[Dataset excerpt]
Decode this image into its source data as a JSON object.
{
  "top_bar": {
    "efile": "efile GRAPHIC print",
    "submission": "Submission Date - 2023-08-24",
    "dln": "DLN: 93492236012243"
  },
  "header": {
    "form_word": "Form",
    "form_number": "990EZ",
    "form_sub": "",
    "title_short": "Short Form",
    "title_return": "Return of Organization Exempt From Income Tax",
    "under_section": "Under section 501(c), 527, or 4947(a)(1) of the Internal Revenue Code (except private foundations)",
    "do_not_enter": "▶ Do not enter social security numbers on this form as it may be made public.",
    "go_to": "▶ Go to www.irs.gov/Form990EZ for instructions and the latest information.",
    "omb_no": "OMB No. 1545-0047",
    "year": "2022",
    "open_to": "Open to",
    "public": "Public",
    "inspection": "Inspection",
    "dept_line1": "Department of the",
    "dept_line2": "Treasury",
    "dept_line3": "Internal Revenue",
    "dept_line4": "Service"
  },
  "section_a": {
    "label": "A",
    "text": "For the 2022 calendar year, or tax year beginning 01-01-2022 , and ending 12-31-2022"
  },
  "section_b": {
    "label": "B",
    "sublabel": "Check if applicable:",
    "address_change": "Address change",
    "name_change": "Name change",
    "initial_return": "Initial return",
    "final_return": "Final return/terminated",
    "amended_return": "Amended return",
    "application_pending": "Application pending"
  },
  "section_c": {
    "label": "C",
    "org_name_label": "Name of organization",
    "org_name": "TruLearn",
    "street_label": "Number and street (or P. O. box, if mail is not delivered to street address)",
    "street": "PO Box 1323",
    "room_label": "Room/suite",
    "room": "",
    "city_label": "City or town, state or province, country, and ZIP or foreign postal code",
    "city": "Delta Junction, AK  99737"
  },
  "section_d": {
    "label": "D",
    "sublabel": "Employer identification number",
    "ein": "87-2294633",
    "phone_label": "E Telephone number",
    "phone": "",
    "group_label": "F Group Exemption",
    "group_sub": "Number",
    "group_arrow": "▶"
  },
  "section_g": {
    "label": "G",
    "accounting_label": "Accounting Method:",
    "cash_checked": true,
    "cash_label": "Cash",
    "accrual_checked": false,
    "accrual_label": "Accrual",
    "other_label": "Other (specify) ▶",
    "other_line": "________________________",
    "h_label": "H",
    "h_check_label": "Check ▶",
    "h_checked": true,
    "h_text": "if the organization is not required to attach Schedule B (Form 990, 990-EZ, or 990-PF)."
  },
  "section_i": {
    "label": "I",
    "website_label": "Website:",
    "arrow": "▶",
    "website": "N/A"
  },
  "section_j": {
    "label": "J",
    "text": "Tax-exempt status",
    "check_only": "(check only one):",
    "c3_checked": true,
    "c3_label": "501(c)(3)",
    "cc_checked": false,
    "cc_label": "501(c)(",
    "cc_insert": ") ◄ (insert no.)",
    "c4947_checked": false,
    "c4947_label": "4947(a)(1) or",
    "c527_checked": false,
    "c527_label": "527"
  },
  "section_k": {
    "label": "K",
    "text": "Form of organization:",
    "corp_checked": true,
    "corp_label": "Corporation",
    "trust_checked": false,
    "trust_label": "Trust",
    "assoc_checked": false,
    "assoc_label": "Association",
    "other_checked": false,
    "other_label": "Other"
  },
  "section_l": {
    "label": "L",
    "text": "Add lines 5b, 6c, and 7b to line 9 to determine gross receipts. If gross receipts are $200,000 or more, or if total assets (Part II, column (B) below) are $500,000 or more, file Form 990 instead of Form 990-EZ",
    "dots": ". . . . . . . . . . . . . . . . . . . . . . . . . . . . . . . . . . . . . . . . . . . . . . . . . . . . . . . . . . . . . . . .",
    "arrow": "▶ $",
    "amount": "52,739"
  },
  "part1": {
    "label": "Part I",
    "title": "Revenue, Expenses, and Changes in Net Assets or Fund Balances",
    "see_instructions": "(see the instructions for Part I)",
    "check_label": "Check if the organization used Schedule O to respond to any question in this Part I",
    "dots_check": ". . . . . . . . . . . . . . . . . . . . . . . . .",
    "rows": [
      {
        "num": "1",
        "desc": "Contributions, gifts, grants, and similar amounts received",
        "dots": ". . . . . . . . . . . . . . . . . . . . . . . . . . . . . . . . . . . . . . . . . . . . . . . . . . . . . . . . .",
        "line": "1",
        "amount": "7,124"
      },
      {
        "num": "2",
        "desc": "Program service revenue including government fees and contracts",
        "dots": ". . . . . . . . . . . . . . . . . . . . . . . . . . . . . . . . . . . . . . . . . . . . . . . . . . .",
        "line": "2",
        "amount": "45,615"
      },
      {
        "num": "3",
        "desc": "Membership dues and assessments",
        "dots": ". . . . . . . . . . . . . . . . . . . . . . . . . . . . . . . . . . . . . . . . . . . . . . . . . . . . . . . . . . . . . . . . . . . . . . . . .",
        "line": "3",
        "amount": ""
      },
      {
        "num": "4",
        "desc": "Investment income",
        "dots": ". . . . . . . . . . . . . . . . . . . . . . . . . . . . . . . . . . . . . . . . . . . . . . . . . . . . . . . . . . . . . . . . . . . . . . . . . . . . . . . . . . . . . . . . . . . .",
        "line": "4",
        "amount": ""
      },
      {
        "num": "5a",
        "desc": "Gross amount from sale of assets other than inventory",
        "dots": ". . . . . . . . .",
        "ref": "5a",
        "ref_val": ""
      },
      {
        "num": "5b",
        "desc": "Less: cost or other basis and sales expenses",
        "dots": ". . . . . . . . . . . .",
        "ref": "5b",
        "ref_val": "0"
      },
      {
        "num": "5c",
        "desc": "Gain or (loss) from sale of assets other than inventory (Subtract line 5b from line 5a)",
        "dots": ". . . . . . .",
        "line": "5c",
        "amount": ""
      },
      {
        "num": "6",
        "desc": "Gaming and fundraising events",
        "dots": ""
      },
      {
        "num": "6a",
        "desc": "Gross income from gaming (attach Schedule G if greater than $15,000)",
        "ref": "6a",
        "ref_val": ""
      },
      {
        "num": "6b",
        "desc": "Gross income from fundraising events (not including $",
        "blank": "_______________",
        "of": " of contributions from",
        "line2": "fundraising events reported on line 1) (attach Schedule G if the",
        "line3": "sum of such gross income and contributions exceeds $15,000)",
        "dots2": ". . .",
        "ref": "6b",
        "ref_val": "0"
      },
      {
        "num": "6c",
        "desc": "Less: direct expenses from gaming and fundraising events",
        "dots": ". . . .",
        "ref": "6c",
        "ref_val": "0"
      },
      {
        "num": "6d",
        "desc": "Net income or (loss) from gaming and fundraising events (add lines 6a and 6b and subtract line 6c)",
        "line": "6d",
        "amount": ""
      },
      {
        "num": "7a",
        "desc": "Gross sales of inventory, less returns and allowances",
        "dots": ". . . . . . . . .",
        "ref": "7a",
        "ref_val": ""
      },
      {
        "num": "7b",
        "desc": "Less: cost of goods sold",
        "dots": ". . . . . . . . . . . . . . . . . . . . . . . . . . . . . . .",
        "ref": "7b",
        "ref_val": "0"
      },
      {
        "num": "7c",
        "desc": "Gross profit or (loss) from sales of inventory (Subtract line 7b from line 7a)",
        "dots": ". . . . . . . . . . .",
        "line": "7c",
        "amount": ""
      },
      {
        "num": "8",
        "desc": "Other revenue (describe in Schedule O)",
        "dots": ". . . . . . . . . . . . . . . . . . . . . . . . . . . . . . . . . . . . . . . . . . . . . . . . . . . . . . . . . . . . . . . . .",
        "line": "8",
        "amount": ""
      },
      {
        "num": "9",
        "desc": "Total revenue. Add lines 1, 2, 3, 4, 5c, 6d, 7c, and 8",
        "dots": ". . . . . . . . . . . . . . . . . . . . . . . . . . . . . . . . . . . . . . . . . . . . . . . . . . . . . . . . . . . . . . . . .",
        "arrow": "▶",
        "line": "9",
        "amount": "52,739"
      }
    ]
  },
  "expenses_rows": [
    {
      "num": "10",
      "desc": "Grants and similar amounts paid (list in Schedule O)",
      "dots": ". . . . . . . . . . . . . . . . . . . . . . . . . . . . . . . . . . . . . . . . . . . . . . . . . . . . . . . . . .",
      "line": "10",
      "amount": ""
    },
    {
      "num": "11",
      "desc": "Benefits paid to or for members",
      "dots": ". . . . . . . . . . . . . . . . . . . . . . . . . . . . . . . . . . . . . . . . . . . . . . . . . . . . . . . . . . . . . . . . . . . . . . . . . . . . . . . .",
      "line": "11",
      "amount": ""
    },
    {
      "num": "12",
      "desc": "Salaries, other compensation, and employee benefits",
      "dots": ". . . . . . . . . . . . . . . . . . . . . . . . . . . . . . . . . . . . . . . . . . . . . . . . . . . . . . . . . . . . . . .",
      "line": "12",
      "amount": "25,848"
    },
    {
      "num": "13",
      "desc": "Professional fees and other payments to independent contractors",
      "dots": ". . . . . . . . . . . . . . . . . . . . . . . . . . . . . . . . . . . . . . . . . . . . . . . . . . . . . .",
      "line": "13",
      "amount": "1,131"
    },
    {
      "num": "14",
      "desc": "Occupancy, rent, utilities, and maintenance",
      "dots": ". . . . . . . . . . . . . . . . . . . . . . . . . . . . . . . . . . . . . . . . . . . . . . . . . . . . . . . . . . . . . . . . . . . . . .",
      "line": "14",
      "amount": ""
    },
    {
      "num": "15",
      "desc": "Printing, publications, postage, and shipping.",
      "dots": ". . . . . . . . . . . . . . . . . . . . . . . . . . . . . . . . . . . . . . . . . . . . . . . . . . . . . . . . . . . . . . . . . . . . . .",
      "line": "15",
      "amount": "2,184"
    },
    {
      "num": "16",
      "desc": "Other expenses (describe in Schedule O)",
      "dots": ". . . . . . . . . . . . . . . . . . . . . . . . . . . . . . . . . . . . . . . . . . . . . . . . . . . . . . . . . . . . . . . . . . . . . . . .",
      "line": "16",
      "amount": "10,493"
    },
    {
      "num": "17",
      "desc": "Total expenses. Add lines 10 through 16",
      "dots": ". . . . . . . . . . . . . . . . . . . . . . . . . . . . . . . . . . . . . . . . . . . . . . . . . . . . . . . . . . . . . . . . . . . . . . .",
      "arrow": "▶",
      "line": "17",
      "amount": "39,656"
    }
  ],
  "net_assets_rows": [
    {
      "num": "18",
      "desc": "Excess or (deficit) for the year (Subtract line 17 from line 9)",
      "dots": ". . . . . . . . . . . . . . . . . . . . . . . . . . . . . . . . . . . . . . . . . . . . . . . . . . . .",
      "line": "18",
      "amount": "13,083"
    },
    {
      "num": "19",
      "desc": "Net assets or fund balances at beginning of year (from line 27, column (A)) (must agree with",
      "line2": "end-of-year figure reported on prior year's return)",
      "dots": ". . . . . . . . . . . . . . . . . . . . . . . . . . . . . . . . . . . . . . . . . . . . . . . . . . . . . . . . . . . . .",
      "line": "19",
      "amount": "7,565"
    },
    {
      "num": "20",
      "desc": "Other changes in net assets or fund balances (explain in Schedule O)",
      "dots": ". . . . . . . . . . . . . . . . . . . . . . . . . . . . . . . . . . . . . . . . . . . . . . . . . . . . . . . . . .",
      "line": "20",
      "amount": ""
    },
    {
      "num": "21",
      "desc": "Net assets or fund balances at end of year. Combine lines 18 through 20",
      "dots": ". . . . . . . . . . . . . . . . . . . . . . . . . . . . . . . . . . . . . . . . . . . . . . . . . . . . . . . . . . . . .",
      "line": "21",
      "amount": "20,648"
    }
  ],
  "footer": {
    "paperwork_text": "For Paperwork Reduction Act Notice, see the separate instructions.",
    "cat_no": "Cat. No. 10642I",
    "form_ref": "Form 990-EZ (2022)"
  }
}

GIVEN EXERCISE: Where a line holds the string "similar", copy that line.

RESULT BELOW:
        "desc": "Contributions, gifts, grants, and similar amounts received",
      "desc": "Grants and similar amounts paid (list in Schedule O)",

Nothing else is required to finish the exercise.